TASK TO CARRY OUT – Omit the images, then print each record below exactly as it reads.

EXERCISE INPUT –

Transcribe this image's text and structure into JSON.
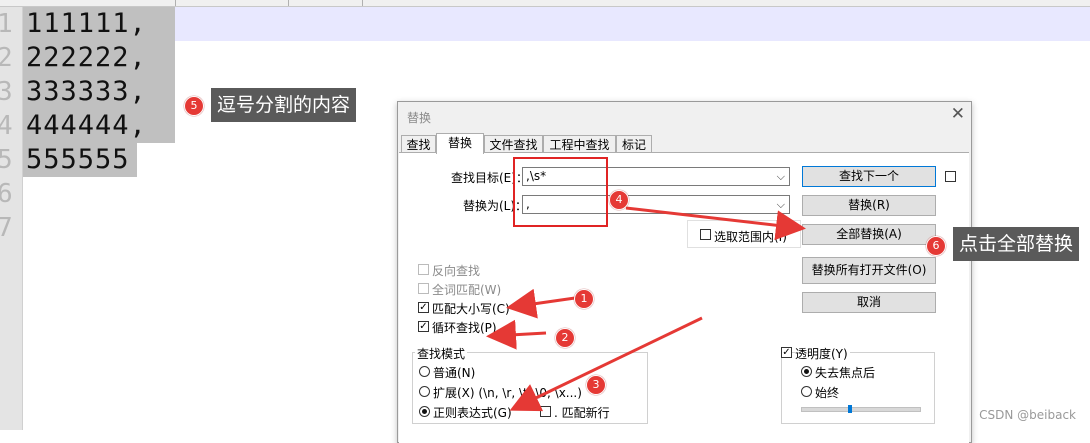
{
  "editor": {
    "lines": [
      "111111,",
      "222222,",
      "333333,",
      "444444,",
      "555555"
    ],
    "gutter_glyphs": [
      "1",
      "2",
      "3",
      "4",
      "5",
      "6",
      "7"
    ]
  },
  "dialog": {
    "title": "替换",
    "close_glyph": "✕",
    "tabs": [
      "查找",
      "替换",
      "文件查找",
      "工程中查找",
      "标记"
    ],
    "active_tab": "替换",
    "find_label": "查找目标(E)：",
    "find_value": ",\\s*",
    "replace_label": "替换为(L)：",
    "replace_value": ",",
    "buttons": {
      "find_next": "查找下一个",
      "replace": "替换(R)",
      "replace_all": "全部替换(A)",
      "replace_all_open": "替换所有打开文件(O)",
      "cancel": "取消"
    },
    "in_selection": {
      "label": "选取范围内(I)",
      "checked": false
    },
    "options": {
      "backward": {
        "label": "反向查找",
        "checked": false,
        "enabled": false
      },
      "whole_word": {
        "label": "全词匹配(W)",
        "checked": false,
        "enabled": false
      },
      "match_case": {
        "label": "匹配大小写(C)",
        "checked": true,
        "enabled": true
      },
      "wrap": {
        "label": "循环查找(P)",
        "checked": true,
        "enabled": true
      }
    },
    "search_mode": {
      "title": "查找模式",
      "normal": "普通(N)",
      "extended": "扩展(X) (\\n, \\r, \\t, \\0, \\x...)",
      "regex": "正则表达式(G)",
      "dot_newline": ". 匹配新行",
      "selected": "regex"
    },
    "transparency": {
      "label": "透明度(Y)",
      "checked": true,
      "on_lose_focus": "失去焦点后",
      "always": "始终",
      "selected": "on_lose_focus",
      "level": 0.4
    }
  },
  "annotations": [
    {
      "num": "1"
    },
    {
      "num": "2"
    },
    {
      "num": "3"
    },
    {
      "num": "4"
    },
    {
      "num": "5",
      "text": "逗号分割的内容"
    },
    {
      "num": "6",
      "text": "点击全部替换"
    }
  ],
  "watermark": "CSDN @beiback",
  "colors": {
    "annotation_red": "#e53935",
    "callout_bg": "#5a5a5a",
    "selection": "#c0c0c0",
    "current_line": "#e8e8ff"
  }
}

REPLY –
Transcribe this image's text and structure into JSON.
{
  "editor": {
    "lines": [
      "111111,",
      "222222,",
      "333333,",
      "444444,",
      "555555"
    ],
    "gutter_glyphs": [
      "1",
      "2",
      "3",
      "4",
      "5",
      "6",
      "7"
    ]
  },
  "dialog": {
    "title": "替换",
    "close_glyph": "✕",
    "tabs": [
      "查找",
      "替换",
      "文件查找",
      "工程中查找",
      "标记"
    ],
    "active_tab": "替换",
    "find_label": "查找目标(E)：",
    "find_value": ",\\s*",
    "replace_label": "替换为(L)：",
    "replace_value": ",",
    "buttons": {
      "find_next": "查找下一个",
      "replace": "替换(R)",
      "replace_all": "全部替换(A)",
      "replace_all_open": "替换所有打开文件(O)",
      "cancel": "取消"
    },
    "in_selection": {
      "label": "选取范围内(I)",
      "checked": false
    },
    "options": {
      "backward": {
        "label": "反向查找",
        "checked": false,
        "enabled": false
      },
      "whole_word": {
        "label": "全词匹配(W)",
        "checked": false,
        "enabled": false
      },
      "match_case": {
        "label": "匹配大小写(C)",
        "checked": true,
        "enabled": true
      },
      "wrap": {
        "label": "循环查找(P)",
        "checked": true,
        "enabled": true
      }
    },
    "search_mode": {
      "title": "查找模式",
      "normal": "普通(N)",
      "extended": "扩展(X) (\\n, \\r, \\t, \\0, \\x...)",
      "regex": "正则表达式(G)",
      "dot_newline": ". 匹配新行",
      "selected": "regex"
    },
    "transparency": {
      "label": "透明度(Y)",
      "checked": true,
      "on_lose_focus": "失去焦点后",
      "always": "始终",
      "selected": "on_lose_focus",
      "level": 0.4
    }
  },
  "annotations": [
    {
      "num": "1"
    },
    {
      "num": "2"
    },
    {
      "num": "3"
    },
    {
      "num": "4"
    },
    {
      "num": "5",
      "text": "逗号分割的内容"
    },
    {
      "num": "6",
      "text": "点击全部替换"
    }
  ],
  "watermark": "CSDN @beiback",
  "colors": {
    "annotation_red": "#e53935",
    "callout_bg": "#5a5a5a",
    "selection": "#c0c0c0",
    "current_line": "#e8e8ff"
  }
}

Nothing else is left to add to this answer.